What to produce:
Reproduce, word for word, every line starting at the line that contains "OCR this image." and ending with the final line of the entries.
** start of Given records **
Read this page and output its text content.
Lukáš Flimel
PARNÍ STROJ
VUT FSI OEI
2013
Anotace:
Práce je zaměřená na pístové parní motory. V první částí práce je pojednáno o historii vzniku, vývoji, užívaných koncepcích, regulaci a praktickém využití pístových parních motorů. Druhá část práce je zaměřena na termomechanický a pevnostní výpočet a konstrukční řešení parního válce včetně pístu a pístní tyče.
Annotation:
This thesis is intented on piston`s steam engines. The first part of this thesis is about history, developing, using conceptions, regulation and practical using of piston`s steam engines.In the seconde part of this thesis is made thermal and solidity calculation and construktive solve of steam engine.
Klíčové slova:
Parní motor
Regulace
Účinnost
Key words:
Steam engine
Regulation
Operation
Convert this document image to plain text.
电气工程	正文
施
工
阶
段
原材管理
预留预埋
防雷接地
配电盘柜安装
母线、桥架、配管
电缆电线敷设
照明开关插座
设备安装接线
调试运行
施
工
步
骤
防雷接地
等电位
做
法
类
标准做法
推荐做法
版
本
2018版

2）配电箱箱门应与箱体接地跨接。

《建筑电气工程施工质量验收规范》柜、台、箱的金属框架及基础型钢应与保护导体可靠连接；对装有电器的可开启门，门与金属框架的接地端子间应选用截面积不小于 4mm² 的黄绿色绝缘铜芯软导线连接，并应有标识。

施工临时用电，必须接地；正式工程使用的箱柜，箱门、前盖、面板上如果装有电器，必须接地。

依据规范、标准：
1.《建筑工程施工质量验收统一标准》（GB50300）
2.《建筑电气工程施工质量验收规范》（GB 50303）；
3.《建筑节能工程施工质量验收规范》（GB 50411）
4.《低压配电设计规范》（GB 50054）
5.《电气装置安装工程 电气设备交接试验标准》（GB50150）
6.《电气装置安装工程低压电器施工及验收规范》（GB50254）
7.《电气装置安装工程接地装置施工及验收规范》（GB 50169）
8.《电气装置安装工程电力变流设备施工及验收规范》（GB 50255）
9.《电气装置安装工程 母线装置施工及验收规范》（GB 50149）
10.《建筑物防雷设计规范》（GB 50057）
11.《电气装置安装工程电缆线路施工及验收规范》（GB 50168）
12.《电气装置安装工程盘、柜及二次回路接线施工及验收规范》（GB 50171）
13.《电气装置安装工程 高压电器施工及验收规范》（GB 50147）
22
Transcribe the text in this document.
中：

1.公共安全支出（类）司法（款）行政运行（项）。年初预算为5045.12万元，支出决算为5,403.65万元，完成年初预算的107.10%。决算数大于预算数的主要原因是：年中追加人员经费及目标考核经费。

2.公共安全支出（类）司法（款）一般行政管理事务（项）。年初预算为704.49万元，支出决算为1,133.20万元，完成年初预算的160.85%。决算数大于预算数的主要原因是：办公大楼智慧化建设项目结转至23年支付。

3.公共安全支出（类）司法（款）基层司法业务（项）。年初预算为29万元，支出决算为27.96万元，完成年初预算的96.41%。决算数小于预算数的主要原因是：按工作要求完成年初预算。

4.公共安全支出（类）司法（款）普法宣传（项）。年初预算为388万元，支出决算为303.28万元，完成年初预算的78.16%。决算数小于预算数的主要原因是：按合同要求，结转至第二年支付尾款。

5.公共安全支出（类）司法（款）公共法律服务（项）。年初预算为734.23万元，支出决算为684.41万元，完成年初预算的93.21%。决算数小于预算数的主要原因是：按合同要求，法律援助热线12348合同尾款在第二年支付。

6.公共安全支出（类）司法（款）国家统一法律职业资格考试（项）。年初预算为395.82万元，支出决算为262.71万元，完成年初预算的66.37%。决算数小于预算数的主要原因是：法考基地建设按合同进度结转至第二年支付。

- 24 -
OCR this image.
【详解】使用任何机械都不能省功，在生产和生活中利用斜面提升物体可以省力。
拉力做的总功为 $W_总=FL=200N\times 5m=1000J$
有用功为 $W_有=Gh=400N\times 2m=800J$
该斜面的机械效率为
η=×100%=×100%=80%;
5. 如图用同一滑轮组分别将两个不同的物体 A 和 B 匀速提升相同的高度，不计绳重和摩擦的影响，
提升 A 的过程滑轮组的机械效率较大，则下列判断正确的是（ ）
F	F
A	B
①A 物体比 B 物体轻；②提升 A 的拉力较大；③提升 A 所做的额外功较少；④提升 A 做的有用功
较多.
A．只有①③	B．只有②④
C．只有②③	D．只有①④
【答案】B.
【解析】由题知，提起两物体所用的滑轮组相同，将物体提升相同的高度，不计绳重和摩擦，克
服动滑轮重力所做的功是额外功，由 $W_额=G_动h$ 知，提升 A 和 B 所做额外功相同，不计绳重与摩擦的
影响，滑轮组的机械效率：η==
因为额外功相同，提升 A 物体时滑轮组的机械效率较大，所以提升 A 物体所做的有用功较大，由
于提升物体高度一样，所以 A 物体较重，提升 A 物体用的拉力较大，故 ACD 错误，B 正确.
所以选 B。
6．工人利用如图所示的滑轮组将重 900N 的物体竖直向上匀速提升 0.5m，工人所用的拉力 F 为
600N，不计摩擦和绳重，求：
** end of Given records **
Exercise result:
OCR this image.
【详解】使用任何机械都不能省功，在生产和生活中利用斜面提升物体可以省力。
拉力做的总功为 $W_总=FL=200N\times 5m=1000J$
有用功为 $W_有=Gh=400N\times 2m=800J$
该斜面的机械效率为
η=×100%=×100%=80%;
5. 如图用同一滑轮组分别将两个不同的物体 A 和 B 匀速提升相同的高度，不计绳重和摩擦的影响，
提升 A 的过程滑轮组的机械效率较大，则下列判断正确的是（ ）
F	F
A	B
①A 物体比 B 物体轻；②提升 A 的拉力较大；③提升 A 所做的额外功较少；④提升 A 做的有用功
较多.
A．只有①③	B．只有②④
C．只有②③	D．只有①④
【答案】B.
【解析】由题知，提起两物体所用的滑轮组相同，将物体提升相同的高度，不计绳重和摩擦，克
服动滑轮重力所做的功是额外功，由 $W_额=G_动h$ 知，提升 A 和 B 所做额外功相同，不计绳重与摩擦的
影响，滑轮组的机械效率：η==
因为额外功相同，提升 A 物体时滑轮组的机械效率较大，所以提升 A 物体所做的有用功较大，由
于提升物体高度一样，所以 A 物体较重，提升 A 物体用的拉力较大，故 ACD 错误，B 正确.
所以选 B。
6．工人利用如图所示的滑轮组将重 900N 的物体竖直向上匀速提升 0.5m，工人所用的拉力 F 为
600N，不计摩擦和绳重，求：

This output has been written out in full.